▶ _Short task_:
Provide nothing beyond the count of lines that include the string "layers".

Source records

=====

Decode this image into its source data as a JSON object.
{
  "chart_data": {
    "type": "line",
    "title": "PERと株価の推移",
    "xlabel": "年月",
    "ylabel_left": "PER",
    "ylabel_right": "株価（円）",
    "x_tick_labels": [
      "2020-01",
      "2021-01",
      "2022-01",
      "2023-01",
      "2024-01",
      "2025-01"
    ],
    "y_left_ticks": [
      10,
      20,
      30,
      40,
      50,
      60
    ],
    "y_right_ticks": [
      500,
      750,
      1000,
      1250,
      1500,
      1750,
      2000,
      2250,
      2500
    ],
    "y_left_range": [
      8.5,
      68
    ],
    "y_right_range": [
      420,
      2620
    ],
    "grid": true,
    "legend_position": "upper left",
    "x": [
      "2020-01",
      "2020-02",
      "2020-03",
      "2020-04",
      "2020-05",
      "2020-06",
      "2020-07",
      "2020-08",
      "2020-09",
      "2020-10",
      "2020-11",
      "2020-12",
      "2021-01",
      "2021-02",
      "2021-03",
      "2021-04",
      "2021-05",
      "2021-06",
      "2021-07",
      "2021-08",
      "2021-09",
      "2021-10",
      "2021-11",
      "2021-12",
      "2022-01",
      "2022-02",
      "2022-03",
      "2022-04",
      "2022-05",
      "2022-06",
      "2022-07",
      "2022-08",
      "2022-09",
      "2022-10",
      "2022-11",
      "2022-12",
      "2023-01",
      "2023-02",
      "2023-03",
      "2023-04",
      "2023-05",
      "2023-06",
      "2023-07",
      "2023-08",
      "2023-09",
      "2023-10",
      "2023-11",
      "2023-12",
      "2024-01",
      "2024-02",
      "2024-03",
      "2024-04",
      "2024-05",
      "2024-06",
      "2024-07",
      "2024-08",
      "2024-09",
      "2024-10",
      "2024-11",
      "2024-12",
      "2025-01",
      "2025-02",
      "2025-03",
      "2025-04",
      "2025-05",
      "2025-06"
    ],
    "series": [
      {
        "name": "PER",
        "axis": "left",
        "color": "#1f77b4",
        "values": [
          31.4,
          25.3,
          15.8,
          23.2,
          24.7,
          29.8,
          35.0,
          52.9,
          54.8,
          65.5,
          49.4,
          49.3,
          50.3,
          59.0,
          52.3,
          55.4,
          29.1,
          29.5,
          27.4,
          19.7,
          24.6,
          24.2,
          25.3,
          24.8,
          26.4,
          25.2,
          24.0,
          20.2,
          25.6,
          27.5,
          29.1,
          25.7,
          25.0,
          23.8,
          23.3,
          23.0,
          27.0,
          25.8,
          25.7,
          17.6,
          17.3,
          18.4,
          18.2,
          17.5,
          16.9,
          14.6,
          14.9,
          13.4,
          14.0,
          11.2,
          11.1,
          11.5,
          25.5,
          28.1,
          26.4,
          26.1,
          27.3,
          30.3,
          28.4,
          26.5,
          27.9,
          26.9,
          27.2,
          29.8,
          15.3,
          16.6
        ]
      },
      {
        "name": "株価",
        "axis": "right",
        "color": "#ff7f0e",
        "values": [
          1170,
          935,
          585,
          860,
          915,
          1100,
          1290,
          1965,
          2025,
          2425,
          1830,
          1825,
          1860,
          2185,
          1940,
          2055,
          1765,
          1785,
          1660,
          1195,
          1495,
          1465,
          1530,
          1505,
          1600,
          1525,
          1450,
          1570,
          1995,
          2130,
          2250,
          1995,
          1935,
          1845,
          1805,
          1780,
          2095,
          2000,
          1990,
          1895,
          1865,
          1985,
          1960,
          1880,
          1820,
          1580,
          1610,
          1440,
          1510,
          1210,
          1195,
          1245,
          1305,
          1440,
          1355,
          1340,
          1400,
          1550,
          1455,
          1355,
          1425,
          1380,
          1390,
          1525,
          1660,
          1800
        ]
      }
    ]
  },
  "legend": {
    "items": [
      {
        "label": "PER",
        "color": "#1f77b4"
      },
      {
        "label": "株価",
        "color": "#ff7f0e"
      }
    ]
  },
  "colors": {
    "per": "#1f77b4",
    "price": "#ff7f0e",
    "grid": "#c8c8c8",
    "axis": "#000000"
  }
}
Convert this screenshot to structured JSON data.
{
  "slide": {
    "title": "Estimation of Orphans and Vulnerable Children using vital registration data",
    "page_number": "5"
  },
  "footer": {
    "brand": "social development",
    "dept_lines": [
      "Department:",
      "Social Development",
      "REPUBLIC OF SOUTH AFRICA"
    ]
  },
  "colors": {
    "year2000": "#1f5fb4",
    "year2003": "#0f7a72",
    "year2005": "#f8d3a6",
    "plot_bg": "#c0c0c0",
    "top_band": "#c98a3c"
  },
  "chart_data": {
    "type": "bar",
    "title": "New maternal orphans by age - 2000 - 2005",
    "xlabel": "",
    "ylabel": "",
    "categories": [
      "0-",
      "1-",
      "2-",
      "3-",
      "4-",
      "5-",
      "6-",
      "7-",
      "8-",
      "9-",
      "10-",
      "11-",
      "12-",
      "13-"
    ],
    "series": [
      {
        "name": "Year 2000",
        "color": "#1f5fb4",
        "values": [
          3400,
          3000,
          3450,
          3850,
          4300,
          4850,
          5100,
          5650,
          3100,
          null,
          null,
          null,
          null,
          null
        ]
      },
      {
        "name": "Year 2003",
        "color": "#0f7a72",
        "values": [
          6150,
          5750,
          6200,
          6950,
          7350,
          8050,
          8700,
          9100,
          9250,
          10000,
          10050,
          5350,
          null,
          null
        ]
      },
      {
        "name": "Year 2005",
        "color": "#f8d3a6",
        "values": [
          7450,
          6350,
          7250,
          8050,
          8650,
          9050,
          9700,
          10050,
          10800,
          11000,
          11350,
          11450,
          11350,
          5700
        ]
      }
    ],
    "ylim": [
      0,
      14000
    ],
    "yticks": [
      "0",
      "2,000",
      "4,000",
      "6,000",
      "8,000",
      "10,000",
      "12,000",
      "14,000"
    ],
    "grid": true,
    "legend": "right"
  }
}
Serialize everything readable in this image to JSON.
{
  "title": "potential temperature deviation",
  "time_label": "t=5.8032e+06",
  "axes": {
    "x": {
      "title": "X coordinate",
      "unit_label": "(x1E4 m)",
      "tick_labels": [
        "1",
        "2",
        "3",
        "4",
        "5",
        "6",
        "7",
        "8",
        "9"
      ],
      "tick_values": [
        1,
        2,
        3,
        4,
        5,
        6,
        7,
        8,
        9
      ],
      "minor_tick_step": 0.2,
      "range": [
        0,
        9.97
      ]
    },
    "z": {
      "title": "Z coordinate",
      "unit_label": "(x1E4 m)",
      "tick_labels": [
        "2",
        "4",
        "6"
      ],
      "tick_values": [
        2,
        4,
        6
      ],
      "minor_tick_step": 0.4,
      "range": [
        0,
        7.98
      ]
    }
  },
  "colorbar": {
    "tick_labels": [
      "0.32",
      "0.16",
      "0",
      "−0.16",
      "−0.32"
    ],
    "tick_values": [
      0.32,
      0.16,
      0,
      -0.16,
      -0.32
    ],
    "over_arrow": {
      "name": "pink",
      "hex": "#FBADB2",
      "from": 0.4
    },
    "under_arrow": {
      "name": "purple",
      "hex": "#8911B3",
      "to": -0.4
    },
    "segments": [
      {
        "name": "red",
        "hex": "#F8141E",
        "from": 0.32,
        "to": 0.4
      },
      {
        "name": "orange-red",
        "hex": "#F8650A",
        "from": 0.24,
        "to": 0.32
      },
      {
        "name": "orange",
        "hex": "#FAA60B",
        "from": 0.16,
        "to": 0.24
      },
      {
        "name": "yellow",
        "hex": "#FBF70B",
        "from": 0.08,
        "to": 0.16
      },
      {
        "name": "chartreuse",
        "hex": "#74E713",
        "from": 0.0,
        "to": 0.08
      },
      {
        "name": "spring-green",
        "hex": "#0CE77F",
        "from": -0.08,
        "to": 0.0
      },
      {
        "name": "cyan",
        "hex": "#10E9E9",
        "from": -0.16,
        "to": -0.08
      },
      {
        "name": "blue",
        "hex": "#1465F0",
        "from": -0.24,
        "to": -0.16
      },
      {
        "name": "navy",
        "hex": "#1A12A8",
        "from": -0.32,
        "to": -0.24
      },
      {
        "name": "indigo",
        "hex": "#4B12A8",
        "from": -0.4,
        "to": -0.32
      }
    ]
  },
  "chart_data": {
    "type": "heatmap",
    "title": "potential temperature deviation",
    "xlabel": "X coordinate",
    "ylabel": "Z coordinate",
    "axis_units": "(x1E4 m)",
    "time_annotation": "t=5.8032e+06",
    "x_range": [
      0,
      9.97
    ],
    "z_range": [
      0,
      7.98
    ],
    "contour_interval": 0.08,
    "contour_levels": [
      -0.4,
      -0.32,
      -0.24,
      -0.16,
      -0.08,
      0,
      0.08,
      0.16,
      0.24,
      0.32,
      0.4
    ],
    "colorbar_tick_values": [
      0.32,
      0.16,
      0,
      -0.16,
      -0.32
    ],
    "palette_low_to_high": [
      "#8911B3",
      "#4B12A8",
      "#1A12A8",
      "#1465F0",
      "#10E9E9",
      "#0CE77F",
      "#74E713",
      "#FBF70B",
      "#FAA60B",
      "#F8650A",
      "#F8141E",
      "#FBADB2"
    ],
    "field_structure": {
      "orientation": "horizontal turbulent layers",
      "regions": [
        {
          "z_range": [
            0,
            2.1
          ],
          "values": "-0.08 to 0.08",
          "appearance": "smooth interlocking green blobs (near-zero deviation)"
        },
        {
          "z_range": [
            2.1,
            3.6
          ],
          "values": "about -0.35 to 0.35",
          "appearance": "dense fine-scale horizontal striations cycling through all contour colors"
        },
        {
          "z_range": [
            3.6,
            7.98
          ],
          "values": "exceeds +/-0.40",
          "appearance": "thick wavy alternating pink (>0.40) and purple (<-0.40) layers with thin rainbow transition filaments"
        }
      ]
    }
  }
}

=====

▶ _Full response_:
2